CONSEGNA A: Elenca, una sola volta ciascuna, le parole del brano sul Terzo Plenum che hanno l'iniziale maiuscola pur non trovandosi all'inizio di una frase.
CONSEGNA B: Aggiorna il brano sul Terzo Plenum riscrivendolo partendo da "Ma la riunione" e arrivando a "a varie interpretazioni.", con "rinviata" al posto di "rimandata".

BRANO PROPOSTO:
In particolare, questo che ci sarà tra due settimane sarà il Terzo Plenum, ossia la terza volta dall’inizio dei suoi cinque anni di mandato che il Comitato si riunisce in tale formato. Nello specifico, l’attuale Comitato Centrale — il più importante organo del Partito per numero e rappresentatività — è stato nominato nell’ottobre del 2022 e si sarebbe dovuto riunione, da prassi, nell’ultimo trimestre del 2023 (ossia nel trimestre finale dell’anno successivo al Congresso che lo ha nominato).

Ma la riunione è stata rimandata — e i rumors dicono che sia dovuto alle problematiche economiche e a una non definita linea per affrontarle. Il quadro protocollare che caratterizza l’assise (a cui partecipano tutti i papaveri del Partito), non permette informazioni chiare. Sulla base del contesto simbolico e solenne, infatti, il Partito gestisce la comunicazione delle decisioni, solitamente espresse in forma enigmatica, con giochi retorici cifrati che lasciano spazio a varie interpretazioni.

RIGHE:

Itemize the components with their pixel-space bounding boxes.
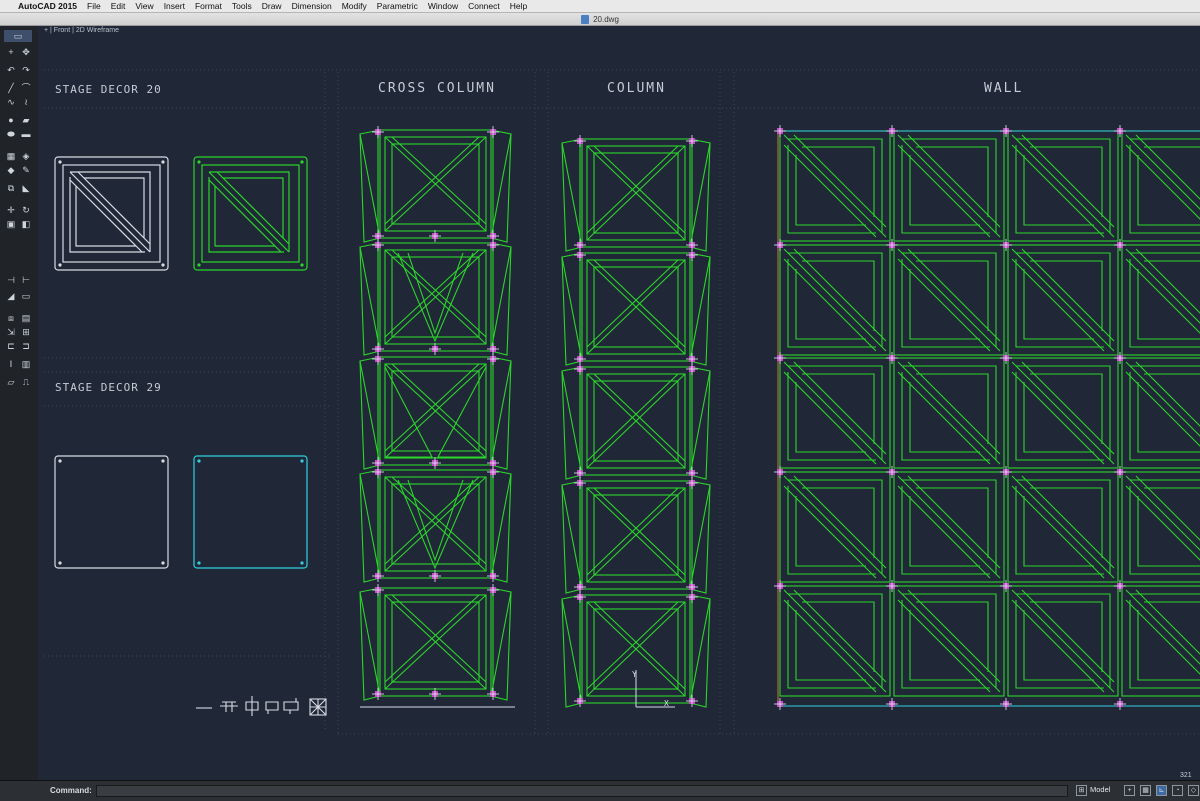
copy-icon[interactable]: ⧉ [4,182,18,194]
viewport-controls[interactable]: + | Front | 2D Wireframe [44,27,119,34]
fill-icon[interactable]: ◆ [4,164,18,176]
trim-icon[interactable]: ⊣ [4,274,18,286]
tool-palette: ▭ + ✥ ↶ ↷ ╱ ⌒ ∿ ≀ ● ▰ ⬬ ▬ ▦ ◈ ◆ ✎ ⧉ ◣ ✛ … [0,26,39,780]
layer-icon[interactable]: ▱ [4,376,18,388]
join-icon[interactable]: ⊞ [19,326,33,338]
menu-help[interactable]: Help [510,1,527,11]
move-icon[interactable]: ✛ [4,204,18,216]
osnap-icon[interactable]: ◇ [1188,785,1199,796]
command-label: Command: [50,786,92,795]
grid-icon[interactable]: ▦ [1140,785,1151,796]
ellipse-icon[interactable]: ⬬ [4,128,18,140]
scale-icon[interactable]: ▣ [4,218,18,230]
brush-icon[interactable]: ✎ [19,164,33,176]
command-bar: 321 Command: ⊞ Model + ▦ ⊾ ◔ ◇ [0,772,1200,801]
rotate-icon[interactable]: ↻ [19,204,33,216]
command-input[interactable] [96,785,1068,797]
array-icon[interactable]: ▤ [19,312,33,324]
menu-file[interactable]: File [87,1,101,11]
document-icon [581,14,590,24]
offset-icon[interactable]: ⧈ [4,312,18,324]
circle-icon[interactable]: ● [4,114,18,126]
arc-icon[interactable]: ⌒ [19,82,33,94]
polyline-icon[interactable]: ∿ [4,96,18,108]
menu-format[interactable]: Format [195,1,222,11]
hatch-icon[interactable]: ▦ [4,150,18,162]
table-icon[interactable]: ▥ [19,358,33,370]
text-icon[interactable]: Ⅰ [4,358,18,370]
extend-icon[interactable]: ⊢ [19,274,33,286]
pan-icon[interactable]: ✥ [19,46,33,58]
line-icon[interactable]: ╱ [4,82,18,94]
polygon-icon[interactable]: ▰ [19,114,33,126]
dimension-icon[interactable]: ⊏ [4,340,18,352]
ortho-icon[interactable]: ⊾ [1156,785,1167,796]
polar-icon[interactable]: ◔ [1172,785,1183,796]
menu-modify[interactable]: Modify [342,1,367,11]
mirror-icon[interactable]: ◧ [19,218,33,230]
block-icon[interactable]: ◈ [19,150,33,162]
rectangle-icon[interactable]: ▬ [19,128,33,140]
redo-icon[interactable]: ↷ [19,64,33,76]
erase-icon[interactable]: ◣ [19,182,33,194]
snap-icon[interactable]: + [1124,785,1135,796]
crosshair-icon[interactable]: + [4,46,18,58]
drawing-canvas[interactable] [38,26,1200,780]
menu-parametric[interactable]: Parametric [377,1,418,11]
fillet-icon[interactable]: ◢ [4,290,18,302]
menu-view[interactable]: View [135,1,153,11]
model-tab[interactable]: Model [1090,785,1110,794]
menu-connect[interactable]: Connect [468,1,500,11]
app-name[interactable]: AutoCAD 2015 [18,1,77,11]
layout-grid-icon[interactable]: ⊞ [1076,785,1087,796]
coordinate-readout: 321 [1180,772,1192,779]
stretch-icon[interactable]: ⇲ [4,326,18,338]
menu-bar: AutoCAD 2015 File Edit View Insert Forma… [0,0,1200,13]
menu-edit[interactable]: Edit [111,1,126,11]
window-title: 20.dwg [593,14,619,24]
undo-icon[interactable]: ↶ [4,64,18,76]
chamfer-icon[interactable]: ▭ [19,290,33,302]
window-title-bar: 20.dwg [0,13,1200,26]
workspace-selector[interactable]: ▭ [4,30,32,42]
spline-icon[interactable]: ≀ [19,96,33,108]
menu-draw[interactable]: Draw [262,1,282,11]
menu-dimension[interactable]: Dimension [292,1,332,11]
menu-window[interactable]: Window [428,1,458,11]
menu-tools[interactable]: Tools [232,1,252,11]
properties-icon[interactable]: ⎍ [19,376,33,388]
leader-icon[interactable]: ⊐ [19,340,33,352]
menu-insert[interactable]: Insert [164,1,185,11]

RISPOSTA A: Terzo, Plenum, Comitato, Centrale, Partito, Congresso

RISPOSTA B:
Ma la riunione è stata rinviata — e i rumors dicono che sia dovuto alle problematiche economiche e a una non definita linea per affrontarle. Il quadro protocollare che caratterizza l’assise (a cui partecipano tutti i papaveri del Partito), non permette informazioni chiare. Sulla base del contesto simbolico e solenne, infatti, il Partito gestisce la comunicazione delle decisioni, solitamente espresse in forma enigmatica, con giochi retorici cifrati che lasciano spazio a varie interpretazioni.